### WRITTEN REQUEST 1
In the rant, write out everything from "12. The freaking" down to "anyone ever happy?", substituting "usernames" for "passwords".

——

Rant: No, people aren’t ‘freaking out’.

It’s just a burger with a pancake. Sheesh!

This is a relatively new trend, primarily on social media, and it’s so utterly ridiculous.  I’ve been inclined to blog about but have not been in the right place at the right time, but now I am now so here we go.

I’m reading Google News and see this “story”… ahem, advertisement, really… and I rolled my eyes.  Today’s dumb example is about IHOP putting a pancake on a hamburger.  I see this type of thing all the time.  Somebody says something, or does something, or tweets something, and it’s portrayed as people ‘freaking out’, or ‘going out of their mind’, or ‘going crazy’, or some other such similar bit of absurd hyperbole.  And the supposedly outrageous and awesome things is always something completely not worthy of mention at all.  I have never… ever… known of anyone to get so worked up over one of these misleading headlines.  So please, stop with the eye roll inducing excessive overkill.

In this case, it just a burger with a pancake.  😐  So what?  It’s not like the McRib came back, right Matt?  (Inside joke)

Things that Annoy Me, Part 1

These are just the minor ones… in no particular order:

  1. A blank page at the end of a Word document.
  2. When the letters stop appearing on my screen and I’m still typing.
  3. People who slow down to a virtual crawl a block and a half before their right turn, and don’t use their blinker until they start making a turn. (You had to know there’d be an Iowa driver reference in here somewhere.)
  4. The constant never-ending list of small pesky things to do… check one off, two more pop up.
  5. People who leave their shopping carts in the middle of the aisle then wander off to look at something, then give me a dirty look when I move their cart.
  6. Forgetting one thing… every… single… time… I… leave… the… house.
  7. Companies that encourage you to contact them with questions and feedback, then give only the most inconvenient options for contacting them.  They don’t really want to hear from you, but they do need to appear that they do.
  8. Rewards cards where earned rewards expire quickly. “Quickly” defined as anything less than one year.
  9. Companies, i.e. cell, cable/satellite, etc, that won’t give you the time of day to negotiate a new rate, but then are your buddy offering the world when you want to leave because they wouldn’t work with you on a new rate.
  10. Gaining weight.
  11. Subscription pricing on software.
  12. The freaking plethora of passwords that I’m expected to remember. And no two places have the same requirements. Do I need a number or not? Capital letter? A symbol? And are all the symbols available across the board? We don’t know. And it’s all over-hyped, anyway.
  13. People who excuse bad behavior in others by saying, “You should have known better.”, or “You made a choice.” It’s still bad behavior and shouldn’t be encouraged or enabled.
  14. Just answer the phone… (calling customer service).
  15. Non-negotiable terms of service.

There’s gonna be a part 2.  🙂

Is anyone ever happy?

This post could have so many different titles.  I considered naming it Whine, whine, whine!, or It’s always somebody else’s fault. That would have been appropriate, too.  It’s a never-ending trend anymore, everybody else is an incompetent idiot… hey, maybe somebody should blog about that.  Might be onto something here.  What’dya think?

——

### WRITTEN REQUEST 2
Transcribe everything in the entries below from the line that contains "survey-tick-label: 500 <box>319" down to the line that contains "spectrum-name: OM1-FH-Cd <box>825 1381", including both of those lines.

### INPUT MATERIAL
——

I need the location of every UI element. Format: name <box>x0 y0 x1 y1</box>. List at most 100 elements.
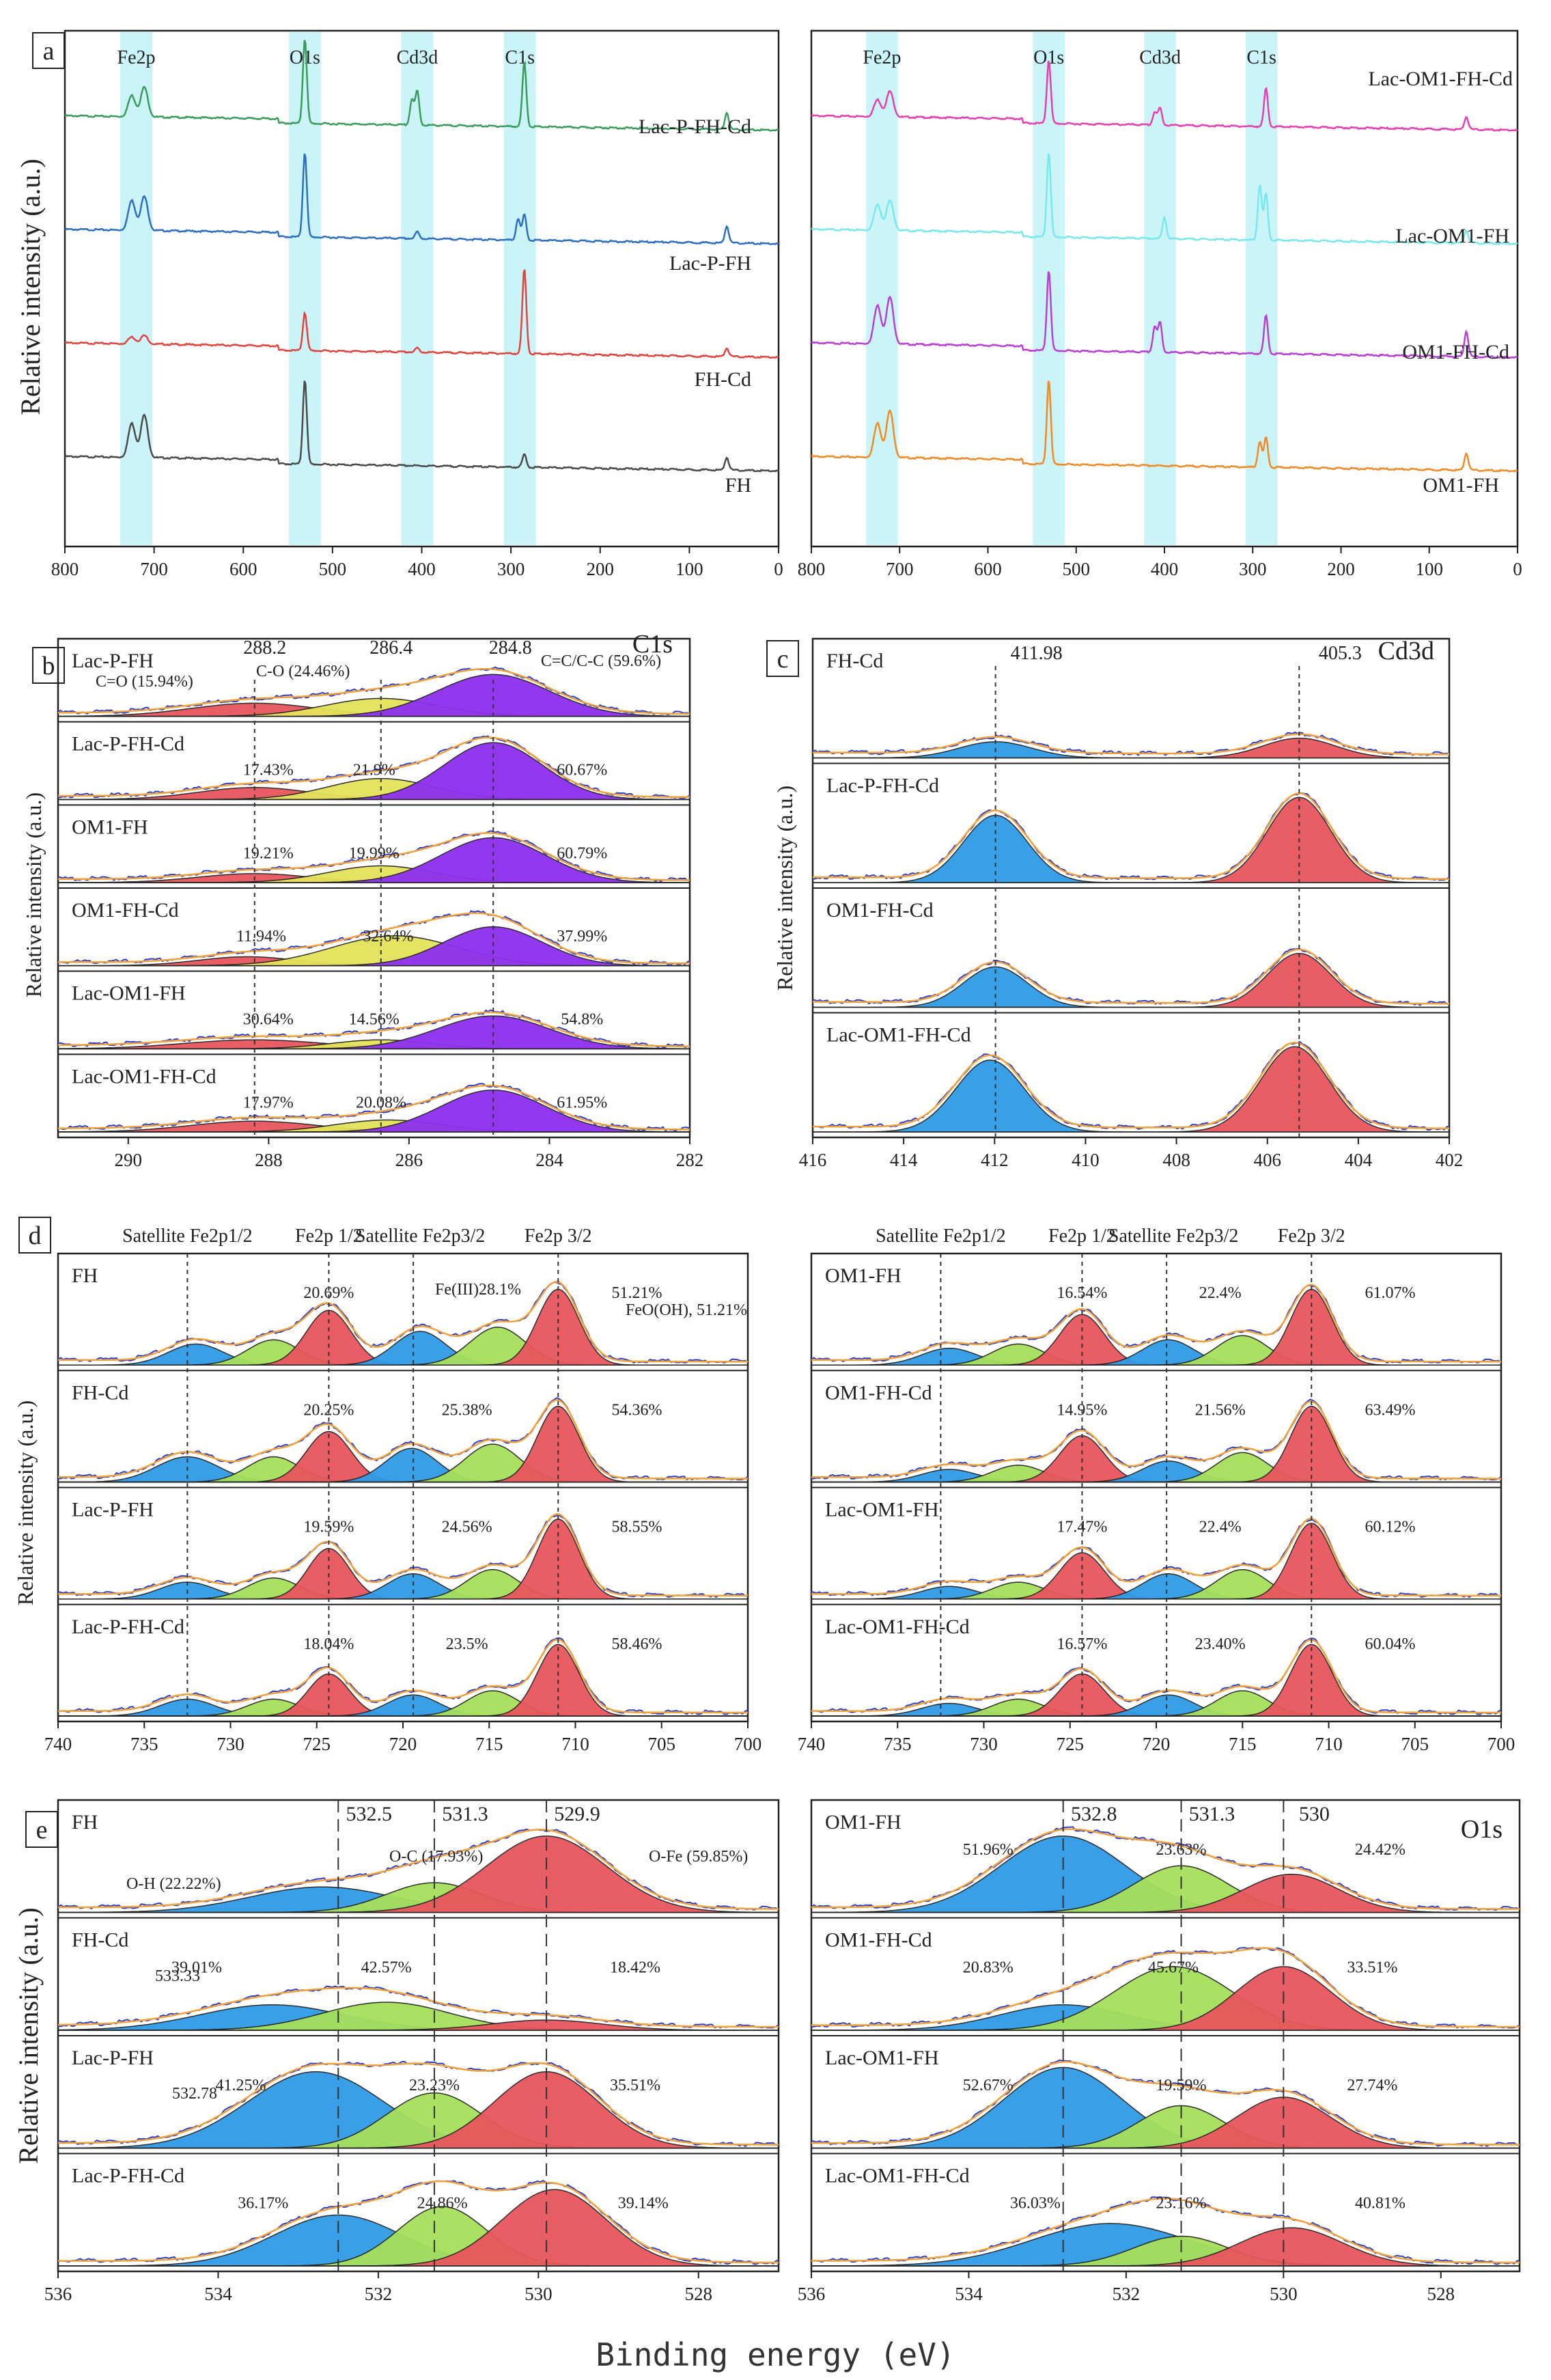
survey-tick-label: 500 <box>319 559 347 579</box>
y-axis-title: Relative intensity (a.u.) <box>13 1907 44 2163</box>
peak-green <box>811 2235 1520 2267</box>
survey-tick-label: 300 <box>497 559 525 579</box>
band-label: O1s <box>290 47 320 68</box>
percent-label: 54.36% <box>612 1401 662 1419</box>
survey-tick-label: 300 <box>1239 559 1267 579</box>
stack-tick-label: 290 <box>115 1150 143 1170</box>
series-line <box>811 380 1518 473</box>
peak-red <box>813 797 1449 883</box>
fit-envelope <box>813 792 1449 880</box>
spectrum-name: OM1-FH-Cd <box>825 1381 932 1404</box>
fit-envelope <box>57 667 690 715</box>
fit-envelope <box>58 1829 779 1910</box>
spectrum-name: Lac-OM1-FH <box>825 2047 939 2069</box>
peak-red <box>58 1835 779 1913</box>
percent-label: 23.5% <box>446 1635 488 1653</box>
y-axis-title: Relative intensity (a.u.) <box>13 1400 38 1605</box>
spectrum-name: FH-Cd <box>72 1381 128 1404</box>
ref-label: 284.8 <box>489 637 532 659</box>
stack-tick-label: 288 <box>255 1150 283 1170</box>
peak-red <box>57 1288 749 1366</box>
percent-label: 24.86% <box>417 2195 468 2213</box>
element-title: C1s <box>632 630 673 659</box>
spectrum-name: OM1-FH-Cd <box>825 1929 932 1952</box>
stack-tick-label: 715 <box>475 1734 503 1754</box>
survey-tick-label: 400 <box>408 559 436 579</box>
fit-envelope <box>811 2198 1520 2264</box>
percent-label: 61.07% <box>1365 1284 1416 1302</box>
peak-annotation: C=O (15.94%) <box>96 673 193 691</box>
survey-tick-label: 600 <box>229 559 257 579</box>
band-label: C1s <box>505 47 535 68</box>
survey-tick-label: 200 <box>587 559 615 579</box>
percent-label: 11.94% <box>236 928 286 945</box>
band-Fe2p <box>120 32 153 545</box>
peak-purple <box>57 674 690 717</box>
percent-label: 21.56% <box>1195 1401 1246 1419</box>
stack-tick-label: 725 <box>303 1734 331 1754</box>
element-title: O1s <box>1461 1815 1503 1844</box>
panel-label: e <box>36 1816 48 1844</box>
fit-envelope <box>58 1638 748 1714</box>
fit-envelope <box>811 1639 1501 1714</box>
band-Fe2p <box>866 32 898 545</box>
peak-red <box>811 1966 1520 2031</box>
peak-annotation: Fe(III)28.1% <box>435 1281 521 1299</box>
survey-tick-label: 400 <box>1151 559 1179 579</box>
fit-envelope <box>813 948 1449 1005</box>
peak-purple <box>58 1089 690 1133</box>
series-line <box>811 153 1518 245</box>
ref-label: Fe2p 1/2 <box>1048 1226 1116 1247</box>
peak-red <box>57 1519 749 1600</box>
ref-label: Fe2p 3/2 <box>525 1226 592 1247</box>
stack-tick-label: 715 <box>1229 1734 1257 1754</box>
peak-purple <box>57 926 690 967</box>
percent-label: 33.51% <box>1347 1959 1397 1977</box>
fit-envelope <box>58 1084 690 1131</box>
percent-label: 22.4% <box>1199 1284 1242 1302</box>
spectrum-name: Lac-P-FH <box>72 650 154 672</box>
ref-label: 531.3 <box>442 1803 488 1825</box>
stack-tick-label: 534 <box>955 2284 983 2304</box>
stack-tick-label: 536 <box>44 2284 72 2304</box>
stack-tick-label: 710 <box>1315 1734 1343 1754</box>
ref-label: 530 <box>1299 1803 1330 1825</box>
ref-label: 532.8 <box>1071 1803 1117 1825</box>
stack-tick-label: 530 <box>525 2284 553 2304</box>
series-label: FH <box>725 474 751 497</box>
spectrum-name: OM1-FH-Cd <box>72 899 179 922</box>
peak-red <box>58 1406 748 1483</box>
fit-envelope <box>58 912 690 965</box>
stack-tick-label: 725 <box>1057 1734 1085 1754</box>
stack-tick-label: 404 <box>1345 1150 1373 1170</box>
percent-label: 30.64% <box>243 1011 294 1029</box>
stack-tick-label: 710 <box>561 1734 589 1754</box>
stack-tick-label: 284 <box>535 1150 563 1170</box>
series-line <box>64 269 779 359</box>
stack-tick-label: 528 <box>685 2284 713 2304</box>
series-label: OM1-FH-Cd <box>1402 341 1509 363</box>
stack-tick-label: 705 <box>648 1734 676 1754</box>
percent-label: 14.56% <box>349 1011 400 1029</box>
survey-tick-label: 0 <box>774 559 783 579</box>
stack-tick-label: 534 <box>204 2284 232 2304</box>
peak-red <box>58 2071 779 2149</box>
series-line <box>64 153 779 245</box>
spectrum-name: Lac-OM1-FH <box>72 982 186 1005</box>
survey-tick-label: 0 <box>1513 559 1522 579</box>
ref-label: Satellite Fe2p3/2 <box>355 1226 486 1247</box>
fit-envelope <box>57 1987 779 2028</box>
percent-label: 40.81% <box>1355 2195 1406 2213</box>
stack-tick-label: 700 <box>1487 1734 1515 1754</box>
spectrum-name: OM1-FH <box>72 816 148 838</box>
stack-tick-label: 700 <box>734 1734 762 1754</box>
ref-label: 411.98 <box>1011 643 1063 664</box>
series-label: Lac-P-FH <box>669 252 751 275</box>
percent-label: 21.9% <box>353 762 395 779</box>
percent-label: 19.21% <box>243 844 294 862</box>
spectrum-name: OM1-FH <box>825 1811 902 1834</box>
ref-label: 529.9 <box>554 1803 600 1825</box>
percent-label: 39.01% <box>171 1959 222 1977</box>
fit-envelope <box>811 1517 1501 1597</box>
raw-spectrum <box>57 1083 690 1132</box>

——

### FINISHED ANSWER 1
12. The freaking plethora of usernames that I’m expected to remember. And no two places have the same requirements. Do I need a number or not? Capital letter? A symbol? And are all the symbols available across the board? We don’t know. And it’s all over-hyped, anyway.
  13. People who excuse bad behavior in others by saying, “You should have known better.”, or “You made a choice.” It’s still bad behavior and shouldn’t be encouraged or enabled.
  14. Just answer the phone… (calling customer service).
  15. Non-negotiable terms of service.

There’s gonna be a part 2.  🙂

Is anyone ever happy?

### FINISHED ANSWER 2
survey-tick-label: 500 <box>319 559 347 579</box>
y-axis-title: Relative intensity (a.u.) <box>13 1907 44 2163</box>
peak-green <box>811 2235 1520 2267</box>
survey-tick-label: 300 <box>497 559 525 579</box>
band-label: O1s <box>290 47 320 68</box>
percent-label: 54.36% <box>612 1401 662 1419</box>
survey-tick-label: 300 <box>1239 559 1267 579</box>
stack-tick-label: 290 <box>115 1150 143 1170</box>
series-line <box>811 380 1518 473</box>
peak-red <box>813 797 1449 883</box>
fit-envelope <box>813 792 1449 880</box>
spectrum-name: OM1-FH-Cd <box>825 1381 932 1404</box>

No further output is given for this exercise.